(Figure record listings)
----
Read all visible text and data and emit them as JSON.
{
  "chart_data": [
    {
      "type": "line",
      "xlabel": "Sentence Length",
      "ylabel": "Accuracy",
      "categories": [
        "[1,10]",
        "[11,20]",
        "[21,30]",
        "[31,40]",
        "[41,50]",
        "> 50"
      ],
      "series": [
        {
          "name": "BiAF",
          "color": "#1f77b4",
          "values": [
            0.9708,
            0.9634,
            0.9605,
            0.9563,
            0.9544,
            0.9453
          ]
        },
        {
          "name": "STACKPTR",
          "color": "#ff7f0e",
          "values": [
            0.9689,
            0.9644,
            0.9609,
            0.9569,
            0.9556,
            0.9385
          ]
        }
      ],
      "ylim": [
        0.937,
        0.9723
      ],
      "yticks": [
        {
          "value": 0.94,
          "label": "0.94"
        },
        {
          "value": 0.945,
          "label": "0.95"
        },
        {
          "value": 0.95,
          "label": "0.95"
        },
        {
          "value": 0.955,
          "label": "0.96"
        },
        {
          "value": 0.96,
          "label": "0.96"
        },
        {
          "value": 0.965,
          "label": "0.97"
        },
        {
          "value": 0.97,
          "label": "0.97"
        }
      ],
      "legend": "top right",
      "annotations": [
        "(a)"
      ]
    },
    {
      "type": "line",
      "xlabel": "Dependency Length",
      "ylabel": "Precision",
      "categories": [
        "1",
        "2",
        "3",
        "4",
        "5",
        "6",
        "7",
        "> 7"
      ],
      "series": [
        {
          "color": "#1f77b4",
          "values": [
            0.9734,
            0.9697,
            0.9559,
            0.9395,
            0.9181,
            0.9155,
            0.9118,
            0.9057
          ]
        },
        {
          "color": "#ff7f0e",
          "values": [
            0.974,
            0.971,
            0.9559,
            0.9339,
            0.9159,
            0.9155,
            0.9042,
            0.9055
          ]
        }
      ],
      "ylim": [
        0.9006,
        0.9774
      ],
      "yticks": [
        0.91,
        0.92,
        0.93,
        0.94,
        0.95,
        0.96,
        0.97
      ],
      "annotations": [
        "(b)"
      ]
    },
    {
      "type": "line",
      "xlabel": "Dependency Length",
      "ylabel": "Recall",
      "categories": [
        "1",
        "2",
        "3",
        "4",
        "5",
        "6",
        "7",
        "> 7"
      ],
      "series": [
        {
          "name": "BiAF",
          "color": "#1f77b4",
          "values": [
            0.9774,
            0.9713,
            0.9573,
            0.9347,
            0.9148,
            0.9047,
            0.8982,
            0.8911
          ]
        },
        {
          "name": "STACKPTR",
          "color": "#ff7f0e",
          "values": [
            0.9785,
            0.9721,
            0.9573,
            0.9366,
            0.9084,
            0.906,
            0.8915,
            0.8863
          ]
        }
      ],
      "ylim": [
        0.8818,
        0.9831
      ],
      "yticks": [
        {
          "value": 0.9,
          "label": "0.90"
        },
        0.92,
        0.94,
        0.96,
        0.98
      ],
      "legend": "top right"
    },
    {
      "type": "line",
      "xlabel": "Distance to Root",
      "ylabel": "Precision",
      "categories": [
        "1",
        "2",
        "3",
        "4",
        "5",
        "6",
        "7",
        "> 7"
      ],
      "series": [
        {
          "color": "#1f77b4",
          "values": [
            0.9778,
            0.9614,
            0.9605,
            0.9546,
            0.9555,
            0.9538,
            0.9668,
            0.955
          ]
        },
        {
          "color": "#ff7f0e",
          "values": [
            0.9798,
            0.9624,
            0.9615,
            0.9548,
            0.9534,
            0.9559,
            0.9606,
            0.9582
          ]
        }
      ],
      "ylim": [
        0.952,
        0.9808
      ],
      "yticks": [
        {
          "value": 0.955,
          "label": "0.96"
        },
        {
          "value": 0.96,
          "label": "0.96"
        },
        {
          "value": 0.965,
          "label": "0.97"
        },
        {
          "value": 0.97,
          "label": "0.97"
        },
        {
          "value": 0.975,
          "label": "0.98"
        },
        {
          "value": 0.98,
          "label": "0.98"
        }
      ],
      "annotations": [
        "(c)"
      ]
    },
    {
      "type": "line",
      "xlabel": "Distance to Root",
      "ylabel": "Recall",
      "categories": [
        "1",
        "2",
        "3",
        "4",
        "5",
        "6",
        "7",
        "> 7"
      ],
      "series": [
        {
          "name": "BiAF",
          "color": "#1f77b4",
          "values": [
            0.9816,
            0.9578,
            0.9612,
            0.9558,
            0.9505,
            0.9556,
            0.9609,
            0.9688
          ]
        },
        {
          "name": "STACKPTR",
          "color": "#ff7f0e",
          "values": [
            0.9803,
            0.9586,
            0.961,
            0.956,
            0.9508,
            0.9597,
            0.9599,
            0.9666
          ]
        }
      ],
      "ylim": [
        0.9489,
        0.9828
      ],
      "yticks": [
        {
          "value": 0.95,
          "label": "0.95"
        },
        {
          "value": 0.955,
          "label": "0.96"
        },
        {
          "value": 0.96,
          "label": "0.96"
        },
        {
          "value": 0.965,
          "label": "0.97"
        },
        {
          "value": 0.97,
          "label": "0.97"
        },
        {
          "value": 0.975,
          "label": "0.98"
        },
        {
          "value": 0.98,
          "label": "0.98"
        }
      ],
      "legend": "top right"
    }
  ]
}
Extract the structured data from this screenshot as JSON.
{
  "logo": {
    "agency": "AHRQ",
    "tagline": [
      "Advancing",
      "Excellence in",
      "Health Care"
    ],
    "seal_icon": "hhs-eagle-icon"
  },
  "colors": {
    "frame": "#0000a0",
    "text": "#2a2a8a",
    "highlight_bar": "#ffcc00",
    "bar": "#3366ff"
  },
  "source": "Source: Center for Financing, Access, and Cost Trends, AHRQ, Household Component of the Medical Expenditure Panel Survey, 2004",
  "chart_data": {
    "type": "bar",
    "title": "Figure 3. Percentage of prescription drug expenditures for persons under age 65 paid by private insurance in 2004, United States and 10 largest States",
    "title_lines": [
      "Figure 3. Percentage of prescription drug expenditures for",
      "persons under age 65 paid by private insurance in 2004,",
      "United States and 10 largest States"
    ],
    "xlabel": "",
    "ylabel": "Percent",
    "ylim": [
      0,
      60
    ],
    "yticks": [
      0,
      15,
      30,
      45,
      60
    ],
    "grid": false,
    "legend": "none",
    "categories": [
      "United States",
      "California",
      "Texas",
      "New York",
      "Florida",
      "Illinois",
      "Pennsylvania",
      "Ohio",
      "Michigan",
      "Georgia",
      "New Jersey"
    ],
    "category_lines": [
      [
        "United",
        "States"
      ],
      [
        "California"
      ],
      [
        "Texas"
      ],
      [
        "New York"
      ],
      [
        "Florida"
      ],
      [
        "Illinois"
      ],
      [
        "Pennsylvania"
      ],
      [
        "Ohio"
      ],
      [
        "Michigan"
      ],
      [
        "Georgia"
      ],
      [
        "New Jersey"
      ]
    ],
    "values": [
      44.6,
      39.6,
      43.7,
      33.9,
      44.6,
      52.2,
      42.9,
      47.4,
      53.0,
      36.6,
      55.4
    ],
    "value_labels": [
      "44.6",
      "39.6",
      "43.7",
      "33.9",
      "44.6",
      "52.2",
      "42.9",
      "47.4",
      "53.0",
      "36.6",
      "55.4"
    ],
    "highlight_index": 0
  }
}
----
__Exercise details__:
Scan the entries above for the word "text" and collect each line holding it.

__Task result__:
Read all visible text and data and emit them as JSON.
    "text": "#2a2a8a",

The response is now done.